## WHAT THE TASK ASKS
Find "Extract all readable text from this page." in the records that follow; print that line and each subsequent line through the last one, verbatim and with nothing added.

-------

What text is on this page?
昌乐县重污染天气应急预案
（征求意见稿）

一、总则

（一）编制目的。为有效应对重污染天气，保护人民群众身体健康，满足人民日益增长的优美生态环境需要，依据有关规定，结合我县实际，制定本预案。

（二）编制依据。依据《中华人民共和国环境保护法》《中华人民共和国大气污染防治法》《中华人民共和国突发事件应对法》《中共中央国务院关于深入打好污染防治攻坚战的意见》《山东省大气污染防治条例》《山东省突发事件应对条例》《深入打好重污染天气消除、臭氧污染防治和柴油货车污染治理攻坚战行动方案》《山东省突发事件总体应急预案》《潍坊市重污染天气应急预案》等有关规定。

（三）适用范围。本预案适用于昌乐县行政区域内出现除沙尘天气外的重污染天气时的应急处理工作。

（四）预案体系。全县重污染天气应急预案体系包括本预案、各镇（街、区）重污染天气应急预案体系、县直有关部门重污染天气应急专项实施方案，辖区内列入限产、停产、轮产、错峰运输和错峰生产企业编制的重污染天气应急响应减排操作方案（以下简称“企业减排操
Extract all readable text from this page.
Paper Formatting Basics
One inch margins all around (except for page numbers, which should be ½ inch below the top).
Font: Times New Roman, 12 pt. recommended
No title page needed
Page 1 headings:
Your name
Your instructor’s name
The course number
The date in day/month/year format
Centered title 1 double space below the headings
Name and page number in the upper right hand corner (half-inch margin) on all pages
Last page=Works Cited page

-------

## RESULT OF THIS EXERCISE
Extract all readable text from this page.
Paper Formatting Basics
One inch margins all around (except for page numbers, which should be ½ inch below the top).
Font: Times New Roman, 12 pt. recommended
No title page needed
Page 1 headings:
Your name
Your instructor’s name
The course number
The date in day/month/year format
Centered title 1 double space below the headings
Name and page number in the upper right hand corner (half-inch margin) on all pages
Last page=Works Cited page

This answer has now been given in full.